• _Task requirements_: Return, character for character, the lines from the one bearing "Extract all readable text from this page." through the end of the material. Omit everything before that line.

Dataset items
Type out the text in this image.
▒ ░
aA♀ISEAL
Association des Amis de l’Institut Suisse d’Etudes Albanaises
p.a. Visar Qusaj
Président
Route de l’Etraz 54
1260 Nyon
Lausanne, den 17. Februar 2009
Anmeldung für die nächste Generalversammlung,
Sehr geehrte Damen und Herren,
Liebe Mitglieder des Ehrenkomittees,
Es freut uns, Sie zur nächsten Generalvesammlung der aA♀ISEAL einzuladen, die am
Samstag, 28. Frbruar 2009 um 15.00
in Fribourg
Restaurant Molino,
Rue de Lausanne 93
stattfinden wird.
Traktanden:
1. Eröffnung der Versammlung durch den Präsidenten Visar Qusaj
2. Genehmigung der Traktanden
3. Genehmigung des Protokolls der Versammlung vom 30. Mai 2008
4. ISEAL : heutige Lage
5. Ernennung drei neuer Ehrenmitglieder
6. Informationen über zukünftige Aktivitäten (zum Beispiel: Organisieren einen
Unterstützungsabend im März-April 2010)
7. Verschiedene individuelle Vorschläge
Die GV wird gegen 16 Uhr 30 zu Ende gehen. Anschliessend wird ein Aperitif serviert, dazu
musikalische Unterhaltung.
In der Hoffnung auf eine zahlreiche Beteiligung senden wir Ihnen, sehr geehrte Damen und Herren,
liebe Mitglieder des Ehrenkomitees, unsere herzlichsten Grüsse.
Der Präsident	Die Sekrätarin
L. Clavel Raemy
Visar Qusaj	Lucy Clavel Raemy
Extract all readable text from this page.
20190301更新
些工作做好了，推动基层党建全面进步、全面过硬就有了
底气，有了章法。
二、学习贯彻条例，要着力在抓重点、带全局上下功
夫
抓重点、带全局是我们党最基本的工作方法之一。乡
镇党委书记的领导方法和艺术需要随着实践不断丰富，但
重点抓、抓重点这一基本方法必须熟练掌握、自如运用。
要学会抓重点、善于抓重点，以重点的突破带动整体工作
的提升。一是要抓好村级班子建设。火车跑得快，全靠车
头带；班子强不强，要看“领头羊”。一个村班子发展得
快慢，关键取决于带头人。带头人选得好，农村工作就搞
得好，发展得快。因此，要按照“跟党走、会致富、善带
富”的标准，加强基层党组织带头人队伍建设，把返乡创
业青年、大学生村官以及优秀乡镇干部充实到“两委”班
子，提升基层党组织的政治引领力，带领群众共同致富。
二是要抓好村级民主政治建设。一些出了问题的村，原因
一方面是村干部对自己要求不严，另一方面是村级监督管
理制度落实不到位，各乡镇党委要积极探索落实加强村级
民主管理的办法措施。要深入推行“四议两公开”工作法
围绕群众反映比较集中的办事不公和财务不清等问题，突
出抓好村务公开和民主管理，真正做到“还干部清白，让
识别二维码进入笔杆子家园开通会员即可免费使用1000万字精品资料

• _Exercise output_:
Extract all readable text from this page.
20190301更新
些工作做好了，推动基层党建全面进步、全面过硬就有了
底气，有了章法。
二、学习贯彻条例，要着力在抓重点、带全局上下功
夫
抓重点、带全局是我们党最基本的工作方法之一。乡
镇党委书记的领导方法和艺术需要随着实践不断丰富，但
重点抓、抓重点这一基本方法必须熟练掌握、自如运用。
要学会抓重点、善于抓重点，以重点的突破带动整体工作
的提升。一是要抓好村级班子建设。火车跑得快，全靠车
头带；班子强不强，要看“领头羊”。一个村班子发展得
快慢，关键取决于带头人。带头人选得好，农村工作就搞
得好，发展得快。因此，要按照“跟党走、会致富、善带
富”的标准，加强基层党组织带头人队伍建设，把返乡创
业青年、大学生村官以及优秀乡镇干部充实到“两委”班
子，提升基层党组织的政治引领力，带领群众共同致富。
二是要抓好村级民主政治建设。一些出了问题的村，原因
一方面是村干部对自己要求不严，另一方面是村级监督管
理制度落实不到位，各乡镇党委要积极探索落实加强村级
民主管理的办法措施。要深入推行“四议两公开”工作法
围绕群众反映比较集中的办事不公和财务不清等问题，突
出抓好村务公开和民主管理，真正做到“还干部清白，让
识别二维码进入笔杆子家园开通会员即可免费使用1000万字精品资料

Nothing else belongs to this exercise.